▸ **Yönergeler**
1. Digor Katliamı haberinden bir bölümü kelimesi kelimesine aktarın: "Siyasetçi Mahmut Alınak, Digor" sözlerinin geçtiği yerden başlayın, "Katliamı’nın 29’uncu yıldönümü." sözlerinden sonra durun.
2. Digor Katliamı haberine göre aşağıdakileri yanıtlayın:
(a) Katliam hangi tarihte yaşandı?
(b) Avukat Tahir Elçi davayı AİHM'ye hangi yıl taşıdı?
(c) Türkiye'deki mahkeme 8 polisi hangi gerekçeyle beraat ettirdi?
3. Digor Katliamı haberini son cümlesinden itibaren devam ettirin.

Siyasetçi Mahmut Alınak, Digor Katliamı'nı anlattı: Tarih de biz de unutmuyoruz
Digor Katliamı’nın gerçekleştiği yerde ağaç ekerek katledilenleri anan eski DEP milletvekili Mahmut Alınak, "Tarih unutmuyor, biz de unutmuyoruz” dedi.
Fotoğraf: MA
Ev baskınları ve koruculuk dayatmasına karşı 14 Ağustos 1993’te yürümek isteyen sivillerin üzerine açılan ateş sonucu çocuk, genç ve yaşlı 17 kişi yaşamını yitirdiği, 200’den fazla kişinin yaralandığı Digor Katliamı’nın 29’uncu yıldönümü.
Digor Katliamı’nın gerçekleştiği yerde ağaç ekerek katledilenleri anan Mahmut Alınak, “Katliamın yapıldığı yerde açık hava müzesi kurduk. Tarih unutmuyor, biz de unutmuyoruz” dedi.
August 14, 2022
AİHM TÜRKİYE’Yİ TAZMİNATA MAHKUM ETTİ
Yaşanan katliamın ardından yürütülen soruşturmada sadece 8 polis sorumlu bulundu. Yıllar sonra bu polisler hakkında “Kasten insan öldürmek” ve “Kasten insan öldürmeye teşebbüs etmek” suçlamasıyla dava açıldı. 11 yıl süren yargılamada mahkemeden bir karar çıkmaması üzerine davanın avukatı Tahir Elçi, 2004 yılında “Uzun yargılama”, “Etkin soruşturma yürütülmemesi” ve “Yaşam hakkı ihlali” gerekçesiyle davayı doğrudan Avrupa İnsan Hakları Mahkemesi’ne (AİHM) taşıdı. AİHM’de davanın kabul edilmesi üzerine Türkiye’deki mahkeme, 2006 yılında davayı karara bağlayarak 8 polisi “Meşru müdafaa” gerekçesiyle beraat ettirdi. Mahkemeye yazılı savunma gönderen polisler, kitle içerisinden kendilerine roketatarlarla ateş açıldığını iddia etti. Ancak katliam sonrası yapılan araştırmada olay yerinde roketatar saldırısı olduğunu dair hiçbir delil bulunmadı. Türkiye’nin beraat kararı vermesinin hemen ardından kararını açıklayan AİHM 2. Dairesi, Türkiye'yi maddi manevi tazminata mahkum etti.

▸ **Sayfa düzeni kayıtları**
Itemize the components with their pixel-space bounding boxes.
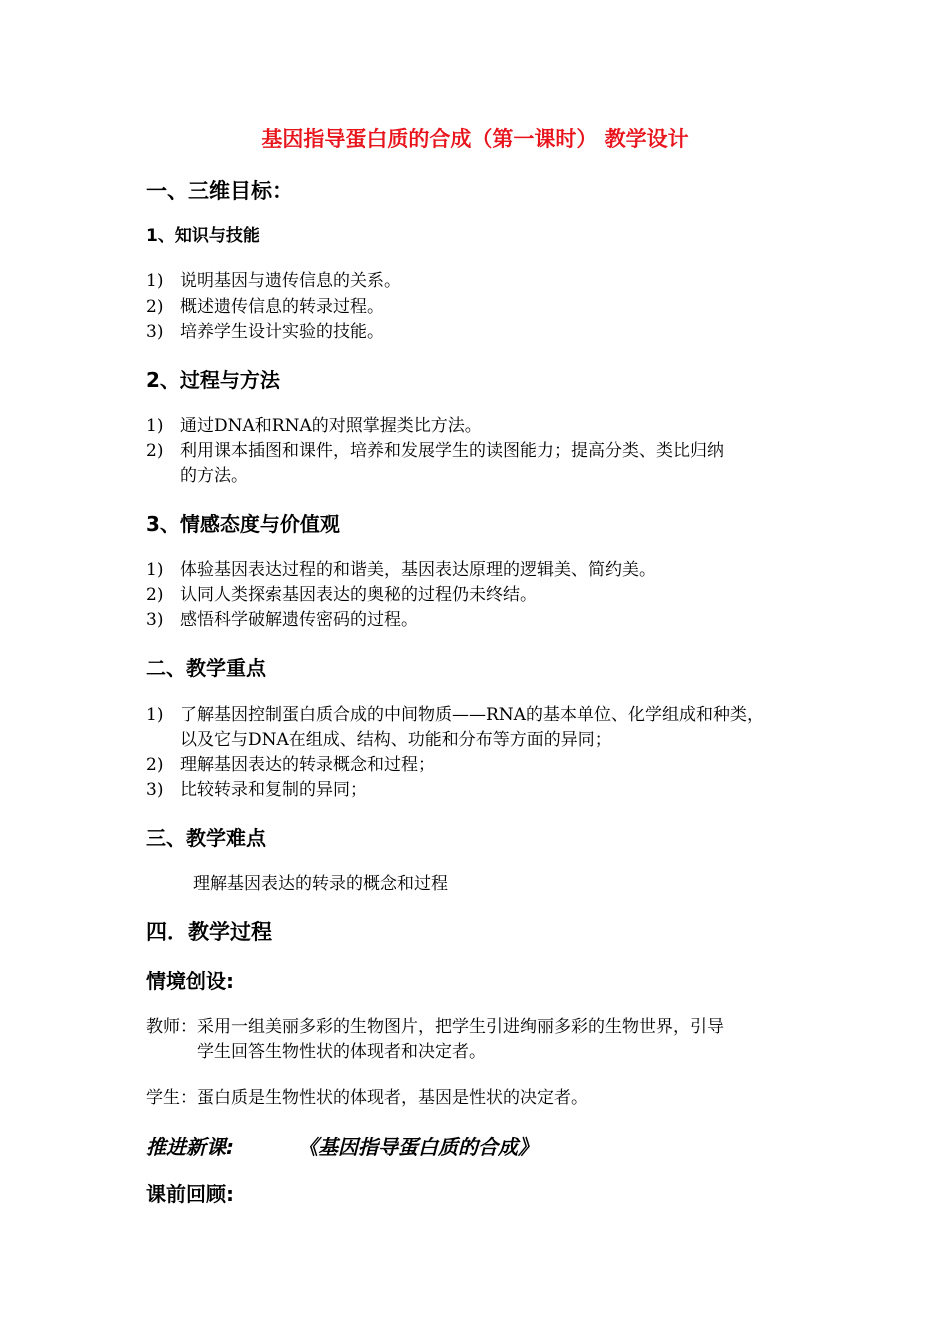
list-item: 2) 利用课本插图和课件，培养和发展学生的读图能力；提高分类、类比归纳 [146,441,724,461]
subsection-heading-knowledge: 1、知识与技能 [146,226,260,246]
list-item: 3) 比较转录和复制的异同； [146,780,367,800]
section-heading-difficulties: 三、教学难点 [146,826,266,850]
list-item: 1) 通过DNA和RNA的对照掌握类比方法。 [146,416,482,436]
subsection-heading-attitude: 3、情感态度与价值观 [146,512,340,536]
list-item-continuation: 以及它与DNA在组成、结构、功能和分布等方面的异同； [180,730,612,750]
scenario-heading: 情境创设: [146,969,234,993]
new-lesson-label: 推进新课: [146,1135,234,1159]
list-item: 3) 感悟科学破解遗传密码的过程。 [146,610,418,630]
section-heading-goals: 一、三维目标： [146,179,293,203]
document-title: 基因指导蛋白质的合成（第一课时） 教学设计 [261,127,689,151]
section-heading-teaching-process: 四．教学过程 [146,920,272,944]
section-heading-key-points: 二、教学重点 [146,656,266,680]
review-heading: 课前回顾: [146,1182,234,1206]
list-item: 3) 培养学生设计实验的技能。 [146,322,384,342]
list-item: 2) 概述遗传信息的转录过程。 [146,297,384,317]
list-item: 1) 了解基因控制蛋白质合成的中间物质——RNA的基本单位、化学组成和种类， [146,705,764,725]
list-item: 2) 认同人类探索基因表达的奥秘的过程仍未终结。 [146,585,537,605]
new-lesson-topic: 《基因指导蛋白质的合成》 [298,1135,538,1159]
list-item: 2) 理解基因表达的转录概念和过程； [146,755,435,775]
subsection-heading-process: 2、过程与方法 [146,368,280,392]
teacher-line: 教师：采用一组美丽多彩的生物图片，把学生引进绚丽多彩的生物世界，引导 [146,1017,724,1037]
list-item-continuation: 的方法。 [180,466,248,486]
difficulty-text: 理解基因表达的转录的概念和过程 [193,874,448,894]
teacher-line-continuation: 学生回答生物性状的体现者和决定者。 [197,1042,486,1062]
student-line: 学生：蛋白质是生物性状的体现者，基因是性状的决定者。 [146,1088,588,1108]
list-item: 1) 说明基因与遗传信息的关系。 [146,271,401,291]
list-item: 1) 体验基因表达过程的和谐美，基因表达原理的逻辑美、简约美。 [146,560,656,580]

...

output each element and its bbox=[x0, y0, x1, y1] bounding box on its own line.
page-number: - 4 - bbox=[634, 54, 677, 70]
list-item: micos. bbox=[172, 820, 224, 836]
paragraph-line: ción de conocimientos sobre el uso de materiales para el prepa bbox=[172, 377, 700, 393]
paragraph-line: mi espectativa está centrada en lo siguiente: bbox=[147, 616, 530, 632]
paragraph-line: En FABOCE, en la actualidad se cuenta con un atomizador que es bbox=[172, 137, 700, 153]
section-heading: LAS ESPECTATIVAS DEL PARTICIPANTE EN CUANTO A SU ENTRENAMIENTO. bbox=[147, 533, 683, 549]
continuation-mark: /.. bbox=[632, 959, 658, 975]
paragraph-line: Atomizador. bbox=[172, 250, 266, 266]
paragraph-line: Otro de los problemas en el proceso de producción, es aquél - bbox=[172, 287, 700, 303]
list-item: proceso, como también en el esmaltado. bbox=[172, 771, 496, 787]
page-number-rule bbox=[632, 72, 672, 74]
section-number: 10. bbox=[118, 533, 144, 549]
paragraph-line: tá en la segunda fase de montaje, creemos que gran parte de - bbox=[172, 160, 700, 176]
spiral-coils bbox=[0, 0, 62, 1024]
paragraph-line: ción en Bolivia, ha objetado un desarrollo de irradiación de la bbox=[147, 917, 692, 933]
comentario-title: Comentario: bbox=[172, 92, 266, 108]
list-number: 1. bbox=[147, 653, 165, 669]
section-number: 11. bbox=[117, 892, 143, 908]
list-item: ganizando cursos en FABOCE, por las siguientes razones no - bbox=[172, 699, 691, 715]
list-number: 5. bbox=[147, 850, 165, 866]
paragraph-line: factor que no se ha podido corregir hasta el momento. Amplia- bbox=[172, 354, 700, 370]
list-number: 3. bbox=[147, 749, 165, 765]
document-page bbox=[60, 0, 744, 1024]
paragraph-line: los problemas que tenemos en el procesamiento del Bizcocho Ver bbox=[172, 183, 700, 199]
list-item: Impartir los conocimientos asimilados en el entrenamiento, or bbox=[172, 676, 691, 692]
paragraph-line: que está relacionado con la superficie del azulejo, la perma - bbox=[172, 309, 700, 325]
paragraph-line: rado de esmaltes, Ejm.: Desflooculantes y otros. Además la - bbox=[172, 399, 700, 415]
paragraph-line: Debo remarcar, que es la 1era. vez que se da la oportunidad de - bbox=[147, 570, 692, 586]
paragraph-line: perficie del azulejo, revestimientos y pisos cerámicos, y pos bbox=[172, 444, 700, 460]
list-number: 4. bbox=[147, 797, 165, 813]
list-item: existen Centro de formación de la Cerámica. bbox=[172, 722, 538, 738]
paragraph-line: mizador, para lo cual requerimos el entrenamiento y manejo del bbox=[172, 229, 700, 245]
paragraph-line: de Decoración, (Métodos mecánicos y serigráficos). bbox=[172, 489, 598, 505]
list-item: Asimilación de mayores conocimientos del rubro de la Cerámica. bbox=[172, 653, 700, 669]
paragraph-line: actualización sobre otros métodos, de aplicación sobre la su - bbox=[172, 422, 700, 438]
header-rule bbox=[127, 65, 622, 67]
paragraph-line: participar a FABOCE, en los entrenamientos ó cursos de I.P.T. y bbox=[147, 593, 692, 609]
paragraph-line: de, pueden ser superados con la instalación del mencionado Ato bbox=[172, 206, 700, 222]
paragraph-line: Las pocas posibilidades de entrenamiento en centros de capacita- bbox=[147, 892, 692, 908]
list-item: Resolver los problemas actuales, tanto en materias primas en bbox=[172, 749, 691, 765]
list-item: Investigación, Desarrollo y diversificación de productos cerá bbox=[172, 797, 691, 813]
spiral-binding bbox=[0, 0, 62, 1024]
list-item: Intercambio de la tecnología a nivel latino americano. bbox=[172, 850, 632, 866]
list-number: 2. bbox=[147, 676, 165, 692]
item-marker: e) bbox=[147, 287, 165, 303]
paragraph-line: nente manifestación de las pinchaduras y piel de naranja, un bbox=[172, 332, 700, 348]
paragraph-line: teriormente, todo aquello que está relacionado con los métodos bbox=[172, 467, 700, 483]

--

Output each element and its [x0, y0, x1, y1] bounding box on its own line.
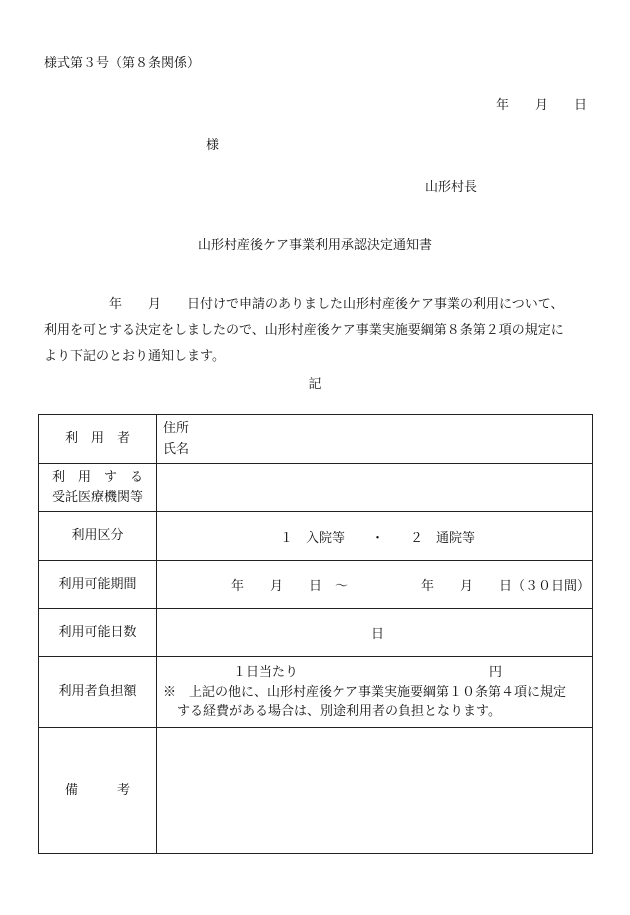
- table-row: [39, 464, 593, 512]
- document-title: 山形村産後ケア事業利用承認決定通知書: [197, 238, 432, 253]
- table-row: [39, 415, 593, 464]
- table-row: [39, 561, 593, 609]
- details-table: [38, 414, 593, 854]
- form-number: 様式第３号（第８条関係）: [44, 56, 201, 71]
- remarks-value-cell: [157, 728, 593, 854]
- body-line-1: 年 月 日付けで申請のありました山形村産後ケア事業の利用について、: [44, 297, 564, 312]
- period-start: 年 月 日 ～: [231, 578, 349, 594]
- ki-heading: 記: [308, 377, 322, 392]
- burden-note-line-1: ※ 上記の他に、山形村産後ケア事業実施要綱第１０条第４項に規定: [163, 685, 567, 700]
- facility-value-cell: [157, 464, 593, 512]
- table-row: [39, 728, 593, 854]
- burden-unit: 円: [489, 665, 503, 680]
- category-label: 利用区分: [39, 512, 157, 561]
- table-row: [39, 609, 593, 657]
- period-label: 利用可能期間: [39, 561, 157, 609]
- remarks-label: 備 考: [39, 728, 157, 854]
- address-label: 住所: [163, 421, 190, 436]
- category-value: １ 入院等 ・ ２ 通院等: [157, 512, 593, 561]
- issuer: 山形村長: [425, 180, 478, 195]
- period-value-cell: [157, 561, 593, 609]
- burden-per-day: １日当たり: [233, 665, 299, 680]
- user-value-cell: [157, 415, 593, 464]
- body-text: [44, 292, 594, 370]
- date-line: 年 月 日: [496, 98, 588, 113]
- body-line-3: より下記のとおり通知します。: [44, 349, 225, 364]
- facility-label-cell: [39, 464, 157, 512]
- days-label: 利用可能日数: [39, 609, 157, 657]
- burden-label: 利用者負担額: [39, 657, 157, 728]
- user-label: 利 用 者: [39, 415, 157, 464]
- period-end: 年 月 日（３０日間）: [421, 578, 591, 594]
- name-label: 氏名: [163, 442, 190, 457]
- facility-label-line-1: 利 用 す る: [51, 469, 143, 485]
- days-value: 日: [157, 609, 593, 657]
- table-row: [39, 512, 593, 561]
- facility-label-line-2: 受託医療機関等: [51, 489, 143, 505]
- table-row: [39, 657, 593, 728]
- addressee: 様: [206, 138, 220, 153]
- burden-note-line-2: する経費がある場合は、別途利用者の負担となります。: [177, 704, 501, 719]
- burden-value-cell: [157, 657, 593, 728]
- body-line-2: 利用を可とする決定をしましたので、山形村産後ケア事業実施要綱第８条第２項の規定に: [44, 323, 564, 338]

▸ **Çözümlü Sorular**
1.
Siyasetçi Mahmut Alınak, Digor Katliamı'nı anlattı: Tarih de biz de unutmuyoruz
Digor Katliamı’nın gerçekleştiği yerde ağaç ekerek katledilenleri anan eski DEP milletvekili Mahmut Alınak, "Tarih unutmuyor, biz de unutmuyoruz” dedi.
Fotoğraf: MA
Ev baskınları ve koruculuk dayatmasına karşı 14 Ağustos 1993’te yürümek isteyen sivillerin üzerine açılan ateş sonucu çocuk, genç ve yaşlı 17 kişi yaşamını yitirdiği, 200’den fazla kişinin yaralandığı Digor Katliamı’nın 29’uncu yıldönümü.

2.
(a) 14 Ağustos 1993
(b) 2004
(c) "Meşru müdafaa"

3.
KATLİAMIN OLDUĞU YERDE MÜZE KURULDU
Digor Katliamı’nın gerçekleştiği yerde ağaç ekerek katledilenleri anan eski DEP milletvekili Mahmut Alınak, “Açık hava müzesi kurduk. Bu müze katliamın her yıldönümünde acımızı tazeleyeceğimiz kutsal bir mekan olacaktır. Tarih unutmuyor, bizler de unutmuyoruz ve mutlaka hesap soracağız" ifadelerini kullandı.
Katliamın yaşandığı Kars’a giden milletvekillerinin içerisinde yer alan Alınak, yaşananları ve sonrasını Mezopotamya Ajansı'na anlattı.
"HABERİ MECLİSTEYKEN ALDIM"
Mecliste olduğu bir sırada Digor Katliamı haberini aldığını söyleyen Alınak, “Katliam günü Meclisteki odamdayken telefonla Digorlular aradı. Seslerinde dehşet ve telaş vardı. Özel timlerin halka ateş açtığını ve birçok ölü ve yaralı olduğunu söylüyorlardı. Yaralılar Kars ve Erzurum devlet hastanelerine kaldırılmıştı. Hastaneyi kuşatan polisler yaralılara kan vermek isteyenleri engelliyorlarmış. Benden duruma müdahale etmemi istiyorlardı. Telefonda bağırış çağırış sesleri ve kadın çığlıkları geliyordu. Hemen Kars Valisi'ni arayıp yaralılara kan verilmesinin sağlanmasını istedim. Vali tedirgindi. Bana emniyetin kendisine verdiği bilgileri tekrarladıktan sonra, hastanedeki polisleri geri çekeceğini söyledi” dedi.
"VALİ ÇARESİZLİK İÇİNDEYDİ"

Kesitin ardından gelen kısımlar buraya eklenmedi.